Extract every line that contains the word "kamery".

[Entries with figure data]
_ _ _ _
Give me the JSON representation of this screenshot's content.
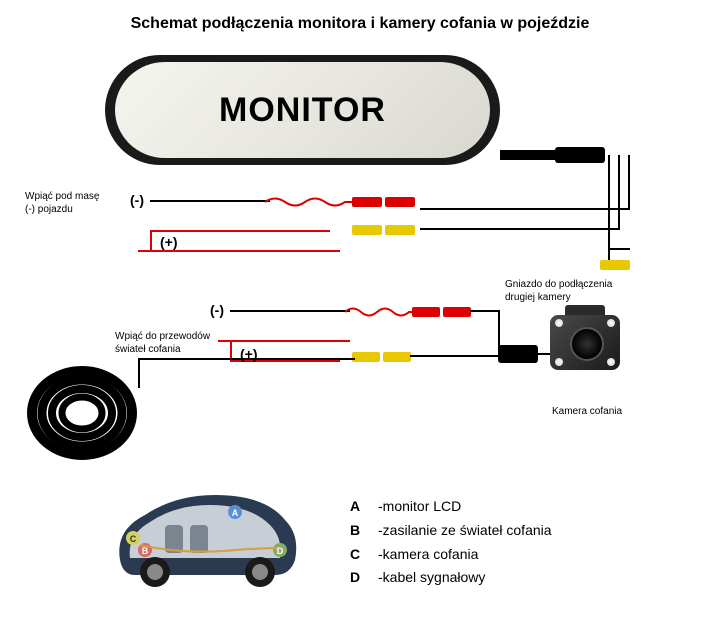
{
  "title": "Schemat podłączenia monitora i kamery cofania w pojeździe",
  "monitor_label": "MONITOR",
  "labels": {
    "mass": "Wpiąć pod masę\n(-) pojazdu",
    "second_cam": "Gniazdo do podłączenia\ndrugiej kamery",
    "reverse_light": "Wpiąć do przewodów\nświateł cofania",
    "camera": "Kamera cofania"
  },
  "polarity": {
    "minus1": "(-)",
    "plus1": "(+)",
    "minus2": "(-)",
    "plus2": "(+)"
  },
  "legend": [
    {
      "key": "A",
      "text": "monitor LCD"
    },
    {
      "key": "B",
      "text": "zasilanie ze świateł cofania"
    },
    {
      "key": "C",
      "text": "kamera cofania"
    },
    {
      "key": "D",
      "text": "kabel sygnałowy"
    }
  ],
  "colors": {
    "red": "#d00000",
    "yellow": "#e8c800",
    "black": "#000000",
    "car_body": "#2a3a50",
    "car_metal": "#9aa5b0"
  }
}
_ _ _ _
REPLY TO THE TASK =>
  "title": "Schemat podłączenia monitora i kamery cofania w pojeździe",
    "second_cam": "Gniazdo do podłączenia\ndrugiej kamery",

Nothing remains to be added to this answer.